## Stated exercise
Quote all of the lines below word for word, changing nothing.

Spatial layout data:
══════════════════════════════

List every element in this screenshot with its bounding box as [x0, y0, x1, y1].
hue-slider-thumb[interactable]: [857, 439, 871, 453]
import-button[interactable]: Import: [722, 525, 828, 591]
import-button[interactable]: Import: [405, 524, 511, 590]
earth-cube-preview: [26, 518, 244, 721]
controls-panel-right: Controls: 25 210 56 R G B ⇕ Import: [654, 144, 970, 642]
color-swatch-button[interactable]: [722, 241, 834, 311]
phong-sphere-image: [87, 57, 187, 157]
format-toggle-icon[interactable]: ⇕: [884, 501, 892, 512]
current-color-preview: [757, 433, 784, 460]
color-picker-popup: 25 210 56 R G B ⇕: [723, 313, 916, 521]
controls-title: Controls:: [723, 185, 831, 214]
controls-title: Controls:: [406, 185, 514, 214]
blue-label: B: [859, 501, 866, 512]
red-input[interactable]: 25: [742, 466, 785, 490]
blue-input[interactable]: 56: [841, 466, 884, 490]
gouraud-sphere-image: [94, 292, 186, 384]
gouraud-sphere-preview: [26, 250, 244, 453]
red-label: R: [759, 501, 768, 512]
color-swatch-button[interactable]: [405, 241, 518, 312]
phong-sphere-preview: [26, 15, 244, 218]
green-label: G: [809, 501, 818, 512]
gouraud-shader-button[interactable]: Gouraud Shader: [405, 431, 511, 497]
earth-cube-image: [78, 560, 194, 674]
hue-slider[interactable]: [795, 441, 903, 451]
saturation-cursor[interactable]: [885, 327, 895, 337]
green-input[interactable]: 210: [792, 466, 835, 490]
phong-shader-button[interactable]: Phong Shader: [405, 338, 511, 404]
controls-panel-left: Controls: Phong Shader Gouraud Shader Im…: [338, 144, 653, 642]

══════════════════════════════

## Solution below
List every element in this screenshot with its bounding box as [x0, y0, x1, y1].
hue-slider-thumb[interactable]: [857, 439, 871, 453]
import-button[interactable]: Import: [722, 525, 828, 591]
import-button[interactable]: Import: [405, 524, 511, 590]
earth-cube-preview: [26, 518, 244, 721]
controls-panel-right: Controls: 25 210 56 R G B ⇕ Import: [654, 144, 970, 642]
color-swatch-button[interactable]: [722, 241, 834, 311]
phong-sphere-image: [87, 57, 187, 157]
format-toggle-icon[interactable]: ⇕: [884, 501, 892, 512]
current-color-preview: [757, 433, 784, 460]
color-picker-popup: 25 210 56 R G B ⇕: [723, 313, 916, 521]
controls-title: Controls:: [723, 185, 831, 214]
controls-title: Controls:: [406, 185, 514, 214]
blue-label: B: [859, 501, 866, 512]
red-input[interactable]: 25: [742, 466, 785, 490]
blue-input[interactable]: 56: [841, 466, 884, 490]
gouraud-sphere-image: [94, 292, 186, 384]
gouraud-sphere-preview: [26, 250, 244, 453]
red-label: R: [759, 501, 768, 512]
color-swatch-button[interactable]: [405, 241, 518, 312]
phong-sphere-preview: [26, 15, 244, 218]
green-label: G: [809, 501, 818, 512]
gouraud-shader-button[interactable]: Gouraud Shader: [405, 431, 511, 497]
earth-cube-image: [78, 560, 194, 674]
hue-slider[interactable]: [795, 441, 903, 451]
saturation-cursor[interactable]: [885, 327, 895, 337]
green-input[interactable]: 210: [792, 466, 835, 490]
phong-shader-button[interactable]: Phong Shader: [405, 338, 511, 404]
controls-panel-left: Controls: Phong Shader Gouraud Shader Im…: [338, 144, 653, 642]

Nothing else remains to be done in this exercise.